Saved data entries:
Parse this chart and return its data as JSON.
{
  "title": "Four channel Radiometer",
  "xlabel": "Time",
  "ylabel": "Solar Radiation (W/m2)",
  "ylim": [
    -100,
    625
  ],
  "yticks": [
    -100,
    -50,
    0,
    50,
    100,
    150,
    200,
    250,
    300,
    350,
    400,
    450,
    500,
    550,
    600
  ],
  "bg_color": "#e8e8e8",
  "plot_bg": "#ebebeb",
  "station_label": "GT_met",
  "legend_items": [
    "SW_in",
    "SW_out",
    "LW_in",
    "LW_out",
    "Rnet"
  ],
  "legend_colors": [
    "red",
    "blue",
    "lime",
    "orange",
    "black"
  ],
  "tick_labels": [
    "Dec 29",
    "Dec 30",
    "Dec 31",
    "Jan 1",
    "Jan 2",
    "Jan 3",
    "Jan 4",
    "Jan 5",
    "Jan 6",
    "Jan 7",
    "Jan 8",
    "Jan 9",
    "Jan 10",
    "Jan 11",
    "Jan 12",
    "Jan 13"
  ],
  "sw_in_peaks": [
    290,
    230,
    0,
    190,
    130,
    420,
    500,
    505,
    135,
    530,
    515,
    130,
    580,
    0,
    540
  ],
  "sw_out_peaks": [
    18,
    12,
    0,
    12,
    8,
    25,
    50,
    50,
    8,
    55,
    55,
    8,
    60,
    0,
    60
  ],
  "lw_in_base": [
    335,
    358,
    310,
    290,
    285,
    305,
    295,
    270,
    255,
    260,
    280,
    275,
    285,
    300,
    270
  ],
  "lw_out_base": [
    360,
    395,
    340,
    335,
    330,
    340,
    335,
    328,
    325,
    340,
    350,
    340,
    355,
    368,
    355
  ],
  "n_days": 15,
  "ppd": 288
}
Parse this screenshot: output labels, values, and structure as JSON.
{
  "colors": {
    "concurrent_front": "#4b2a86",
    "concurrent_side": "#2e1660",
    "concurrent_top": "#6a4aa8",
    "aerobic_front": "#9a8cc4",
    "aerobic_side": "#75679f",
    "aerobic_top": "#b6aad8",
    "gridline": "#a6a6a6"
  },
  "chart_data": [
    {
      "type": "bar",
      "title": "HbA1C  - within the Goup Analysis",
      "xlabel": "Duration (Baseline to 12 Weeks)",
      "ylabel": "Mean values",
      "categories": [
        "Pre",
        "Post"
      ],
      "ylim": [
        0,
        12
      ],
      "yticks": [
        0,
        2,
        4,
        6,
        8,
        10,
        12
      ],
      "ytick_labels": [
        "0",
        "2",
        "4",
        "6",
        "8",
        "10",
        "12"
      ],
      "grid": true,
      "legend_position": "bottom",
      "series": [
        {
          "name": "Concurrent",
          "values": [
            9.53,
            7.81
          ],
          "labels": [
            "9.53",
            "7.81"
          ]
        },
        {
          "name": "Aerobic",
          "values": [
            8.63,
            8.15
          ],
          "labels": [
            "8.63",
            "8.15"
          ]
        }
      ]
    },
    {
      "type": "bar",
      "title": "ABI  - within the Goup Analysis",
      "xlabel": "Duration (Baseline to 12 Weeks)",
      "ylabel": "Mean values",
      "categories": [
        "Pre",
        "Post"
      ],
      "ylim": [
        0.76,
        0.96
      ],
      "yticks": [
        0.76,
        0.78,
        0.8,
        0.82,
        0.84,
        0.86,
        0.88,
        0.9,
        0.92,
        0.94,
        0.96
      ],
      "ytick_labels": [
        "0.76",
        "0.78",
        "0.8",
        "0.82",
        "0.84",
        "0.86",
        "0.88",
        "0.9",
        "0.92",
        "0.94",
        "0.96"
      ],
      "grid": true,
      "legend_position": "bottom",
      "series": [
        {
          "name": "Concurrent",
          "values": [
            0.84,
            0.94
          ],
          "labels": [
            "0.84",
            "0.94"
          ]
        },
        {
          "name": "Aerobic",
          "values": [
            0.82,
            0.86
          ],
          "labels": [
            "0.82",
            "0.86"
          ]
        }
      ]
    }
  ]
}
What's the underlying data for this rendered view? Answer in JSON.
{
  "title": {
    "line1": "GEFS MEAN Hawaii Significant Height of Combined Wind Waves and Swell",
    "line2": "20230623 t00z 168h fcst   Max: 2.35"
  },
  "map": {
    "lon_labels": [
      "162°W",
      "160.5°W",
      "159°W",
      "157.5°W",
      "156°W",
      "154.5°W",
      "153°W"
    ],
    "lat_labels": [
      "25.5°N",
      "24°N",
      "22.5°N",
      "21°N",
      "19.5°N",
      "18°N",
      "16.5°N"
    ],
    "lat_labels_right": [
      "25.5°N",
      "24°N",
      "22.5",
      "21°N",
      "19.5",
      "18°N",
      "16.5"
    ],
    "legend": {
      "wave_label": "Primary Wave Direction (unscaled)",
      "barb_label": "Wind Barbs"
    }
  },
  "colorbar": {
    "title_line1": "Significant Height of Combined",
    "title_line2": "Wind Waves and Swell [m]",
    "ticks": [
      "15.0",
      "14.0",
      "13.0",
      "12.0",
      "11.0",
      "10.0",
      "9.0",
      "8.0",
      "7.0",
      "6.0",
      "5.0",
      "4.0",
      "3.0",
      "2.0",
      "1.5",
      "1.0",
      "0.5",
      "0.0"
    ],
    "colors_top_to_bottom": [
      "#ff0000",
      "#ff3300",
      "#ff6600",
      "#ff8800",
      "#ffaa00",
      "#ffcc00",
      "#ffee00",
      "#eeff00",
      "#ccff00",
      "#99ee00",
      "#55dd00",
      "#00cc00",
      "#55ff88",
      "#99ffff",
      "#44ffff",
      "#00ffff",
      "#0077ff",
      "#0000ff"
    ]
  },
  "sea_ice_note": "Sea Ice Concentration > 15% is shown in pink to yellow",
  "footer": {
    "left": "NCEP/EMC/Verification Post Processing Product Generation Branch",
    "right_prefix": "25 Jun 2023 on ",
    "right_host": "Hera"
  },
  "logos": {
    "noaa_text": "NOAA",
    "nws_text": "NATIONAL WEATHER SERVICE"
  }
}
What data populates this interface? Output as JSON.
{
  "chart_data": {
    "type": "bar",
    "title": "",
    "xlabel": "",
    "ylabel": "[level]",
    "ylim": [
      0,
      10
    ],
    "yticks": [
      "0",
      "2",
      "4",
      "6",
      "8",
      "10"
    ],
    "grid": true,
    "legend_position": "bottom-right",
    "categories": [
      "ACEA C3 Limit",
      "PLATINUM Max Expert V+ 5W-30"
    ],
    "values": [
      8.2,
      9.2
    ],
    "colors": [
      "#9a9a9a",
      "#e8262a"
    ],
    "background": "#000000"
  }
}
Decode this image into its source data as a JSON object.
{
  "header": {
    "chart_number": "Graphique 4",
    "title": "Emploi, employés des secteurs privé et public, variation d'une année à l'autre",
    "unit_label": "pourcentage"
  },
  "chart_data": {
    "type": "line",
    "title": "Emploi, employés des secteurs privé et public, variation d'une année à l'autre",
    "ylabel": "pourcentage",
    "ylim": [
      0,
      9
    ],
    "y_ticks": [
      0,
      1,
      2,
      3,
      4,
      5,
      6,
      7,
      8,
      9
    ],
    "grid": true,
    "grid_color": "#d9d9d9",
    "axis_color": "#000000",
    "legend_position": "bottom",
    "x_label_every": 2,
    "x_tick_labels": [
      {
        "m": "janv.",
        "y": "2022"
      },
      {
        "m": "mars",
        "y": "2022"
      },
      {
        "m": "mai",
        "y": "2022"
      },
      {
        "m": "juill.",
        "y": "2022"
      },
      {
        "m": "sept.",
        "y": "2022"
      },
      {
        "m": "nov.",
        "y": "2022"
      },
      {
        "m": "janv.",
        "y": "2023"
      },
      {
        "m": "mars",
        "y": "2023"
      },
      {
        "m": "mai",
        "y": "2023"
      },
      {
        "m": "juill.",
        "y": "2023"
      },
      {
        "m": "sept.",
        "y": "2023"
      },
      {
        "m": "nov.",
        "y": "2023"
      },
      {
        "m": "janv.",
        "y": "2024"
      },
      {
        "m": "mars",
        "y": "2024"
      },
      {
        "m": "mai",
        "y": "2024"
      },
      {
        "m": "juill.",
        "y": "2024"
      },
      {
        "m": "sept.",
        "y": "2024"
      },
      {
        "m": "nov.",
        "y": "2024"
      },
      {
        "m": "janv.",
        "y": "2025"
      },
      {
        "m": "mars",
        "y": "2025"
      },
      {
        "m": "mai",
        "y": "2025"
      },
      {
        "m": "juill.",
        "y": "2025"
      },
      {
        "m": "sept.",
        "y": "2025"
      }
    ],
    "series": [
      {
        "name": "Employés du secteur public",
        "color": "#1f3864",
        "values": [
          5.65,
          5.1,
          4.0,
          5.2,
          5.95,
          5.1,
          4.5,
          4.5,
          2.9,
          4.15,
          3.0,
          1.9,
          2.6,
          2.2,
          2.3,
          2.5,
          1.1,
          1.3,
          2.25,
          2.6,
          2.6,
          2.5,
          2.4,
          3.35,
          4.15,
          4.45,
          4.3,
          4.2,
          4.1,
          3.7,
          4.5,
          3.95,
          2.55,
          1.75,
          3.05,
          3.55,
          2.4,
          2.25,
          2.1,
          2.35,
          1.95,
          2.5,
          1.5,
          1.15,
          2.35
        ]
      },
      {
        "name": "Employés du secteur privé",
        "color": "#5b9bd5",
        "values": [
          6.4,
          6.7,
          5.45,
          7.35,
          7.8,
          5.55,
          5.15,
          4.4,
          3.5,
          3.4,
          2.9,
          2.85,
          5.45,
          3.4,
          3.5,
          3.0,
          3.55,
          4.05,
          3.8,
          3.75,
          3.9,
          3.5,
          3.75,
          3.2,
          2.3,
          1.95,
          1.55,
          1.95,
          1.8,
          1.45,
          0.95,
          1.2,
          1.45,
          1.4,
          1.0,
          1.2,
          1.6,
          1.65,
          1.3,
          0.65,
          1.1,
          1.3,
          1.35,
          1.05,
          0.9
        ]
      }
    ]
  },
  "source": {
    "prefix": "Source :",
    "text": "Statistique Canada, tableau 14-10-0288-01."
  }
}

Written problem: Count every line above that holds the string "Waves" and give the total, nothing more.

Finished answer: 2